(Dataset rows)
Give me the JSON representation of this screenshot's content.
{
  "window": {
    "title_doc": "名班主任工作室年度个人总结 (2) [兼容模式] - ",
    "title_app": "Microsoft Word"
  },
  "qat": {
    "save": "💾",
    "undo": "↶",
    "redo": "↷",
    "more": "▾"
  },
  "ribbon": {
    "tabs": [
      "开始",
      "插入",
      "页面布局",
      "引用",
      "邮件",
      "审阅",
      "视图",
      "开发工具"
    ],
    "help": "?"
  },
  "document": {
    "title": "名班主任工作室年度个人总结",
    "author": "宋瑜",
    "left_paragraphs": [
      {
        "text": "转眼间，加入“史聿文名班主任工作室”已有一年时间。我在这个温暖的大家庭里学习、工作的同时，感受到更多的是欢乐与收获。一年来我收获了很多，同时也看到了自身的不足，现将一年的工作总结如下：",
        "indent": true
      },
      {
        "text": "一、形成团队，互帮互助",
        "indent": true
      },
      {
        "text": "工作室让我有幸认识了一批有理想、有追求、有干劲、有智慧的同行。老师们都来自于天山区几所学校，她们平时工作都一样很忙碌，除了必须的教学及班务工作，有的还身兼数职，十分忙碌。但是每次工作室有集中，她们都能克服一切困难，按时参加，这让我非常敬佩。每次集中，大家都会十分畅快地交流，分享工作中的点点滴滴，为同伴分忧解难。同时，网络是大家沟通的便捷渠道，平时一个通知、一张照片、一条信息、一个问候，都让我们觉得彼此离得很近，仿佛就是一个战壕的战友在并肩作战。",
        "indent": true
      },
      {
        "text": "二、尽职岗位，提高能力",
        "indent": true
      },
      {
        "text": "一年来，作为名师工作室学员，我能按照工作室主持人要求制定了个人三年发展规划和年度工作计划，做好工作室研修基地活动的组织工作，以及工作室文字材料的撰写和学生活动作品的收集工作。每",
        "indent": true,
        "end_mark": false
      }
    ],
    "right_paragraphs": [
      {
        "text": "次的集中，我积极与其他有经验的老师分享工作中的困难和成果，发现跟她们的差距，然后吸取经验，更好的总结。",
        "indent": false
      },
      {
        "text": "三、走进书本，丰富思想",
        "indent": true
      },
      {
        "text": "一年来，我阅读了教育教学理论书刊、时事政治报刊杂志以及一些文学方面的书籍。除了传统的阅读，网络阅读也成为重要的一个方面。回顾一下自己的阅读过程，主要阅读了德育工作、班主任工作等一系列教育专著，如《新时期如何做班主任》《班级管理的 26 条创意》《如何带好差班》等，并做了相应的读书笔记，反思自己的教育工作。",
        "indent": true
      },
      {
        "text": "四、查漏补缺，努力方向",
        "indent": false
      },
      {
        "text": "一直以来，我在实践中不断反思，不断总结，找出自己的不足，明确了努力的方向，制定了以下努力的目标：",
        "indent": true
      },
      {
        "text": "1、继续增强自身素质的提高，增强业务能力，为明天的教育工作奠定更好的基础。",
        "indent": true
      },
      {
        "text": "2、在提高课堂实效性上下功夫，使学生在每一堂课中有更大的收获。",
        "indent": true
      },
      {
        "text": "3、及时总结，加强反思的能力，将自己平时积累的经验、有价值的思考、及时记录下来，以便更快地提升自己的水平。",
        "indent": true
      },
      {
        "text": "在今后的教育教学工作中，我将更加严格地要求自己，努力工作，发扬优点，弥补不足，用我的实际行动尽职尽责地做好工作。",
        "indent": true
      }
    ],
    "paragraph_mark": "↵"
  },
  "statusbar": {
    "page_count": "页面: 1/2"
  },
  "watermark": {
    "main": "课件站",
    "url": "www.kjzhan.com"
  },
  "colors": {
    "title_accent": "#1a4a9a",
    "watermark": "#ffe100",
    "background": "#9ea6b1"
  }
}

> WHAT THE EXERCISE ASKS:
Extract every entry above as it appears.

> THE RESPONSE:
Give me the JSON representation of this screenshot's content.
{
  "window": {
    "title_doc": "名班主任工作室年度个人总结 (2) [兼容模式] - ",
    "title_app": "Microsoft Word"
  },
  "qat": {
    "save": "💾",
    "undo": "↶",
    "redo": "↷",
    "more": "▾"
  },
  "ribbon": {
    "tabs": [
      "开始",
      "插入",
      "页面布局",
      "引用",
      "邮件",
      "审阅",
      "视图",
      "开发工具"
    ],
    "help": "?"
  },
  "document": {
    "title": "名班主任工作室年度个人总结",
    "author": "宋瑜",
    "left_paragraphs": [
      {
        "text": "转眼间，加入“史聿文名班主任工作室”已有一年时间。我在这个温暖的大家庭里学习、工作的同时，感受到更多的是欢乐与收获。一年来我收获了很多，同时也看到了自身的不足，现将一年的工作总结如下：",
        "indent": true
      },
      {
        "text": "一、形成团队，互帮互助",
        "indent": true
      },
      {
        "text": "工作室让我有幸认识了一批有理想、有追求、有干劲、有智慧的同行。老师们都来自于天山区几所学校，她们平时工作都一样很忙碌，除了必须的教学及班务工作，有的还身兼数职，十分忙碌。但是每次工作室有集中，她们都能克服一切困难，按时参加，这让我非常敬佩。每次集中，大家都会十分畅快地交流，分享工作中的点点滴滴，为同伴分忧解难。同时，网络是大家沟通的便捷渠道，平时一个通知、一张照片、一条信息、一个问候，都让我们觉得彼此离得很近，仿佛就是一个战壕的战友在并肩作战。",
        "indent": true
      },
      {
        "text": "二、尽职岗位，提高能力",
        "indent": true
      },
      {
        "text": "一年来，作为名师工作室学员，我能按照工作室主持人要求制定了个人三年发展规划和年度工作计划，做好工作室研修基地活动的组织工作，以及工作室文字材料的撰写和学生活动作品的收集工作。每",
        "indent": true,
        "end_mark": false
      }
    ],
    "right_paragraphs": [
      {
        "text": "次的集中，我积极与其他有经验的老师分享工作中的困难和成果，发现跟她们的差距，然后吸取经验，更好的总结。",
        "indent": false
      },
      {
        "text": "三、走进书本，丰富思想",
        "indent": true
      },
      {
        "text": "一年来，我阅读了教育教学理论书刊、时事政治报刊杂志以及一些文学方面的书籍。除了传统的阅读，网络阅读也成为重要的一个方面。回顾一下自己的阅读过程，主要阅读了德育工作、班主任工作等一系列教育专著，如《新时期如何做班主任》《班级管理的 26 条创意》《如何带好差班》等，并做了相应的读书笔记，反思自己的教育工作。",
        "indent": true
      },
      {
        "text": "四、查漏补缺，努力方向",
        "indent": false
      },
      {
        "text": "一直以来，我在实践中不断反思，不断总结，找出自己的不足，明确了努力的方向，制定了以下努力的目标：",
        "indent": true
      },
      {
        "text": "1、继续增强自身素质的提高，增强业务能力，为明天的教育工作奠定更好的基础。",
        "indent": true
      },
      {
        "text": "2、在提高课堂实效性上下功夫，使学生在每一堂课中有更大的收获。",
        "indent": true
      },
      {
        "text": "3、及时总结，加强反思的能力，将自己平时积累的经验、有价值的思考、及时记录下来，以便更快地提升自己的水平。",
        "indent": true
      },
      {
        "text": "在今后的教育教学工作中，我将更加严格地要求自己，努力工作，发扬优点，弥补不足，用我的实际行动尽职尽责地做好工作。",
        "indent": true
      }
    ],
    "paragraph_mark": "↵"
  },
  "statusbar": {
    "page_count": "页面: 1/2"
  },
  "watermark": {
    "main": "课件站",
    "url": "www.kjzhan.com"
  },
  "colors": {
    "title_accent": "#1a4a9a",
    "watermark": "#ffe100",
    "background": "#9ea6b1"
  }
}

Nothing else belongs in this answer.